SUPPLIED MATERIAL:
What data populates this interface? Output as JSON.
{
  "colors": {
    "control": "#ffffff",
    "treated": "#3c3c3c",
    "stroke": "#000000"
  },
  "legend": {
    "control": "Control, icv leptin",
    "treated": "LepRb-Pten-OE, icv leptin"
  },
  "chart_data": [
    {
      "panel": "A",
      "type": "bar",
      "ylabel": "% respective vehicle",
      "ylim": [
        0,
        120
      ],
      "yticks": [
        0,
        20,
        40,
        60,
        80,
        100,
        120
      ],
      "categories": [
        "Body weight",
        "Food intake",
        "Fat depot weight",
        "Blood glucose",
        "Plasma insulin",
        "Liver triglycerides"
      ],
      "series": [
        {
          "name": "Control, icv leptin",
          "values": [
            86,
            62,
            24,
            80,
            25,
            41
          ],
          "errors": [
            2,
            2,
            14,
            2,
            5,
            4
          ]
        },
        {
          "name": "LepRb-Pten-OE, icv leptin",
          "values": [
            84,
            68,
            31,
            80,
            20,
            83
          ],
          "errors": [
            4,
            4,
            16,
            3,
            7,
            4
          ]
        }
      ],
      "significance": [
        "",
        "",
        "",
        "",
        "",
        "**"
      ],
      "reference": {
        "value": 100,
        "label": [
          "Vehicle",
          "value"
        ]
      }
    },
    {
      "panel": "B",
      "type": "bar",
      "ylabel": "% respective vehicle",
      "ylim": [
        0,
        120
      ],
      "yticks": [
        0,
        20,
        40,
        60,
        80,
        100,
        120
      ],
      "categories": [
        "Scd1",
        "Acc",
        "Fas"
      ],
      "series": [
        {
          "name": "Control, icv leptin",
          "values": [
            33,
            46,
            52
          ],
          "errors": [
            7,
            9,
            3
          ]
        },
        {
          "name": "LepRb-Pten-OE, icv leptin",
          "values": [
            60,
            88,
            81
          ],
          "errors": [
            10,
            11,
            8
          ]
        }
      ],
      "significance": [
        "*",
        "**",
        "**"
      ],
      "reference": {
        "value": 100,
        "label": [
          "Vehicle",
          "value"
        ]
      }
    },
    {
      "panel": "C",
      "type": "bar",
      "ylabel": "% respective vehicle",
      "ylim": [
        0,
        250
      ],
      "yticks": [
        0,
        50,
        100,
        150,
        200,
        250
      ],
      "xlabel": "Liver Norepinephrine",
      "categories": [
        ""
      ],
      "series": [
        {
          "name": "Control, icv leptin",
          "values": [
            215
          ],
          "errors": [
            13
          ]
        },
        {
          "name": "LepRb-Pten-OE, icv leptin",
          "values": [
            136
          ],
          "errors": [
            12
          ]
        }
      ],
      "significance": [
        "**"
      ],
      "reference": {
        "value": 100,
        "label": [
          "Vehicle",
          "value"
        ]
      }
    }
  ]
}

PROBLEM DETAILS: The entries above should be repeated exactly, every one of them.

REPLY TO THE TASK:
What data populates this interface? Output as JSON.
{
  "colors": {
    "control": "#ffffff",
    "treated": "#3c3c3c",
    "stroke": "#000000"
  },
  "legend": {
    "control": "Control, icv leptin",
    "treated": "LepRb-Pten-OE, icv leptin"
  },
  "chart_data": [
    {
      "panel": "A",
      "type": "bar",
      "ylabel": "% respective vehicle",
      "ylim": [
        0,
        120
      ],
      "yticks": [
        0,
        20,
        40,
        60,
        80,
        100,
        120
      ],
      "categories": [
        "Body weight",
        "Food intake",
        "Fat depot weight",
        "Blood glucose",
        "Plasma insulin",
        "Liver triglycerides"
      ],
      "series": [
        {
          "name": "Control, icv leptin",
          "values": [
            86,
            62,
            24,
            80,
            25,
            41
          ],
          "errors": [
            2,
            2,
            14,
            2,
            5,
            4
          ]
        },
        {
          "name": "LepRb-Pten-OE, icv leptin",
          "values": [
            84,
            68,
            31,
            80,
            20,
            83
          ],
          "errors": [
            4,
            4,
            16,
            3,
            7,
            4
          ]
        }
      ],
      "significance": [
        "",
        "",
        "",
        "",
        "",
        "**"
      ],
      "reference": {
        "value": 100,
        "label": [
          "Vehicle",
          "value"
        ]
      }
    },
    {
      "panel": "B",
      "type": "bar",
      "ylabel": "% respective vehicle",
      "ylim": [
        0,
        120
      ],
      "yticks": [
        0,
        20,
        40,
        60,
        80,
        100,
        120
      ],
      "categories": [
        "Scd1",
        "Acc",
        "Fas"
      ],
      "series": [
        {
          "name": "Control, icv leptin",
          "values": [
            33,
            46,
            52
          ],
          "errors": [
            7,
            9,
            3
          ]
        },
        {
          "name": "LepRb-Pten-OE, icv leptin",
          "values": [
            60,
            88,
            81
          ],
          "errors": [
            10,
            11,
            8
          ]
        }
      ],
      "significance": [
        "*",
        "**",
        "**"
      ],
      "reference": {
        "value": 100,
        "label": [
          "Vehicle",
          "value"
        ]
      }
    },
    {
      "panel": "C",
      "type": "bar",
      "ylabel": "% respective vehicle",
      "ylim": [
        0,
        250
      ],
      "yticks": [
        0,
        50,
        100,
        150,
        200,
        250
      ],
      "xlabel": "Liver Norepinephrine",
      "categories": [
        ""
      ],
      "series": [
        {
          "name": "Control, icv leptin",
          "values": [
            215
          ],
          "errors": [
            13
          ]
        },
        {
          "name": "LepRb-Pten-OE, icv leptin",
          "values": [
            136
          ],
          "errors": [
            12
          ]
        }
      ],
      "significance": [
        "**"
      ],
      "reference": {
        "value": 100,
        "label": [
          "Vehicle",
          "value"
        ]
      }
    }
  ]
}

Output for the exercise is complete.